■ Study questions
**A.** Reproduce the stretch of the text on PIL image data from "PIL's Image.tostring() returns" through "define SAMPLE_API __declspec(dllexport)", character for character.
**B.** Decide whether each statement below agrees with the text on PIL image data. Answer yes or no for each, and quote the words that settle it. (i) The typemap used is described as perfect. (ii) The sample code was created on Windows. (iii) PIL's Image.tostring() returns a string containing the data needed for imgdata.

■ Text section
_ _ _ _ _ _ _

What are my options in terms of speed? Are there quicker ways of marshaling the pixel data from a PIL image to this simple image structure? Has someone already done this and my Google skills are just that bad? Am I just boned and soon will need to learn the internals of PIL?
Thanks.
PIL's Image.tostring() returns a string of the exact data you need for imgdata. The typemap I used is fairly simple, but not perfect, which I'll note below. Here is the sample code I created on Windows that worked for me:
sample.h
typedef unsigned int uint32;
typedef unsigned char uint8;
typedef struct simple_image_t {
uint32 rows;
uint32 cols;
uint8 *imgdata;
} simple_image;
#ifdef SAMPLE_EXPORT
# define SAMPLE_API __declspec(dllexport)
#else
# define SAMPLE_API __declspec(dllimport)
#endif
SAMPLE_API void some_func(const simple_image* si);
sample.c
#include <stdio.h>
#define SAMPLE_EXPORT
#include "sample.h"
void some_func(const simple_image* si)
{
uint32 i,j;
printf(
"rows = %d\n"
"cols = %d\n",
si->rows,si->cols);
/* Dump a simple map of the image data */
for(i = 0; i < si->rows; i++)
{
for(j = 0; j < si->cols; j++)
{
if(si->imgdata[i * si->rows + j] < 0x80)
printf(" ");
else
printf("*");
}
printf("\n");
}
}
sample.i
%module sample
%begin %{
#pragma warning(disable:4100 4127 4706)
%}
%{
#include "sample.h"
%}
%include <windows.i>
%typemap(in) uint8* (char* buffer, Py_ssize_t length) {
PyString_AsStringAndSize($input,&buffer,&length);
$1 = (uint8*)buffer;
}
%include "sample.h"

_ _ _ _ _ _ _

■ Supplied information
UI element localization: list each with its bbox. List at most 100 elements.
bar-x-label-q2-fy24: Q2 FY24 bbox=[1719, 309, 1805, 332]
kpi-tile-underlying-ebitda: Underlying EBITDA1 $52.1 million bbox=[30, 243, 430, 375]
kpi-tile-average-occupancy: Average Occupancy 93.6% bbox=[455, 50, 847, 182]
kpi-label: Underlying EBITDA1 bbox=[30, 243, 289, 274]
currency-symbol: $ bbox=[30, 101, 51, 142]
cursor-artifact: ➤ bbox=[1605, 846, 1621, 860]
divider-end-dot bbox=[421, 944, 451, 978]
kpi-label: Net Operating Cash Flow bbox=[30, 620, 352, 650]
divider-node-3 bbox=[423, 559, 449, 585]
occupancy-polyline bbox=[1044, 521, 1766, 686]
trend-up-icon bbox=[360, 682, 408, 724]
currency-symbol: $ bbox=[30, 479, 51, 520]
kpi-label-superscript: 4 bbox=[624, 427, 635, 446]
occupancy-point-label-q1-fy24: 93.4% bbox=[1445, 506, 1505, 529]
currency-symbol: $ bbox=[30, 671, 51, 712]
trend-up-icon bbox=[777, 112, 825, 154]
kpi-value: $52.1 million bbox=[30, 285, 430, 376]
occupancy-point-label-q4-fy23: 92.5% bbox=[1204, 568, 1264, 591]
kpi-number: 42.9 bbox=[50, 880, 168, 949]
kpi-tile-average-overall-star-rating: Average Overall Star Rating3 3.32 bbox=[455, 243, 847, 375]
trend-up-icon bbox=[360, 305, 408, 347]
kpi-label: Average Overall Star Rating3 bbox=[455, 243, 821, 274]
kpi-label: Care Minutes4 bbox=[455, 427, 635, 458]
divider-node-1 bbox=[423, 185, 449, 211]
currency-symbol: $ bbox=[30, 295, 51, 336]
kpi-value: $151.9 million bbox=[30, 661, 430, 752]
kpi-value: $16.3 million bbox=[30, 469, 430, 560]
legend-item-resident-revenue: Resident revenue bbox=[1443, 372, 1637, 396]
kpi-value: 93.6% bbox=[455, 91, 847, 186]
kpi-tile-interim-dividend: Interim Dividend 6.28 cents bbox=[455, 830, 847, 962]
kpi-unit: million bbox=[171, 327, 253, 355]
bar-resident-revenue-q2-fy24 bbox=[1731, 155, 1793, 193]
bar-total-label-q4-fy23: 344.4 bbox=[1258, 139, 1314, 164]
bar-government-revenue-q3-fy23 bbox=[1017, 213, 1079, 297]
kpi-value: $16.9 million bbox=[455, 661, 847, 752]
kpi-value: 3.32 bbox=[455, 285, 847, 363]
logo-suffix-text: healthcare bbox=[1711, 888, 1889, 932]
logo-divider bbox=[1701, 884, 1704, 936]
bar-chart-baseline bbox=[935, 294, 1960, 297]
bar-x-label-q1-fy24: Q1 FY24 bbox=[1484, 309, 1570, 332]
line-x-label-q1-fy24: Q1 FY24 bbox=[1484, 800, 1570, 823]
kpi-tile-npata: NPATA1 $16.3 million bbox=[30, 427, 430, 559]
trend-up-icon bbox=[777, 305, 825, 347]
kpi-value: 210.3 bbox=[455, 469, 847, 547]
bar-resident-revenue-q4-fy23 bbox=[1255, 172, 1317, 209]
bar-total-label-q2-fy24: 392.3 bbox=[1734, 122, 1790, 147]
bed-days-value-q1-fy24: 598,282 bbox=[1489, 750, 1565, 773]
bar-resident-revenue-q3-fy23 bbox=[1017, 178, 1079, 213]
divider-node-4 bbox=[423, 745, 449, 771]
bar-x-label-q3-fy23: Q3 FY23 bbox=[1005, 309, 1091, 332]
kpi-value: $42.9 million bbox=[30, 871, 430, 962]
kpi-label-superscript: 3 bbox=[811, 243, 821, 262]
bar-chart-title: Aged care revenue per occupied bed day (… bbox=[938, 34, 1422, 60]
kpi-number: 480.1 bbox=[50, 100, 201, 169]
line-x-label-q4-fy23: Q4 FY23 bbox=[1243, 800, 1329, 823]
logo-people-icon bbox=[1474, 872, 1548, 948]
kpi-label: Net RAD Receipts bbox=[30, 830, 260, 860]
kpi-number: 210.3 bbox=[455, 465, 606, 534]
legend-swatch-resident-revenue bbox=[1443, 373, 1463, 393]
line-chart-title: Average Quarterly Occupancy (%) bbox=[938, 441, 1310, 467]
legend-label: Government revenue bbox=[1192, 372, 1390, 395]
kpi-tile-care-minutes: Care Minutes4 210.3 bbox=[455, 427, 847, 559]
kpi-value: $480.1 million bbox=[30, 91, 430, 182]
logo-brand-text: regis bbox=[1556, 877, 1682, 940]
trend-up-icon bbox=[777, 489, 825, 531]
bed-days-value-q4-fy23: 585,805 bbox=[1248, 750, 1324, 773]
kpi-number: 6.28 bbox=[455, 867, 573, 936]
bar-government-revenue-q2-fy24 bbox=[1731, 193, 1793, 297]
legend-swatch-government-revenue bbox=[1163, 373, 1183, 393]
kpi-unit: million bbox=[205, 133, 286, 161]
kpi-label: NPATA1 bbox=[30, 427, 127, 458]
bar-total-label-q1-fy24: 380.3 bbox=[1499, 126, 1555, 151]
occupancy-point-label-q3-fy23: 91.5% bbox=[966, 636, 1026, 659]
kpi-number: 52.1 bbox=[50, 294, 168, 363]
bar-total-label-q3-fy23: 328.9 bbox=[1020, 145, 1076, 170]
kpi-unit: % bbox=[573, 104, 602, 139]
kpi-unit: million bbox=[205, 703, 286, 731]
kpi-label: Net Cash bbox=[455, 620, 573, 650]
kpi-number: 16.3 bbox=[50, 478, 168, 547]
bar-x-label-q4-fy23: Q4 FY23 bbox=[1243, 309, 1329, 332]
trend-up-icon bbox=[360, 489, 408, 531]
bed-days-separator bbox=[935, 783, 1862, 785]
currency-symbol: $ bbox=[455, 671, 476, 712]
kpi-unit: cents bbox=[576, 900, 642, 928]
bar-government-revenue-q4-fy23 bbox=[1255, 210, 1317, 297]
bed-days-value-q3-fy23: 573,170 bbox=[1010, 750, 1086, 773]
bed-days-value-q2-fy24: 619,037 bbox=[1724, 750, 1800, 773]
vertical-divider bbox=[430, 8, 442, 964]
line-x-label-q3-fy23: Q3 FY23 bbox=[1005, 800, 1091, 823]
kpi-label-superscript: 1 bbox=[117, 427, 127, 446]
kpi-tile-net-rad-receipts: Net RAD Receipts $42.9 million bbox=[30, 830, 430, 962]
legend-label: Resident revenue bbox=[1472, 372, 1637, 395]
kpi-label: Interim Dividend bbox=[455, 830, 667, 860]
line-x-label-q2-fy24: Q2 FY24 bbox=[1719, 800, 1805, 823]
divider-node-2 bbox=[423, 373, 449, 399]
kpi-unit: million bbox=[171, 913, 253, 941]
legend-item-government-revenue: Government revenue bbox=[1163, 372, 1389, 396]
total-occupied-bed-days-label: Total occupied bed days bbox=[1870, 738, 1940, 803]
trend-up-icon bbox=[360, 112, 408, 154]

_ _ _ _ _ _ _

■ Numbered answers
**A.**
PIL's Image.tostring() returns a string of the exact data you need for imgdata. The typemap I used is fairly simple, but not perfect, which I'll note below. Here is the sample code I created on Windows that worked for me:
sample.h
typedef unsigned int uint32;
typedef unsigned char uint8;
typedef struct simple_image_t {
uint32 rows;
uint32 cols;
uint8 *imgdata;
} simple_image;
#ifdef SAMPLE_EXPORT
# define SAMPLE_API __declspec(dllexport)

**B.**
(i) No: "The typemap I used is fairly simple, but not perfect"
(ii) Yes: "Here is the sample code I created on Windows that worked for me"
(iii) Yes: "PIL's Image.tostring() returns a string of the exact data you need for imgdata"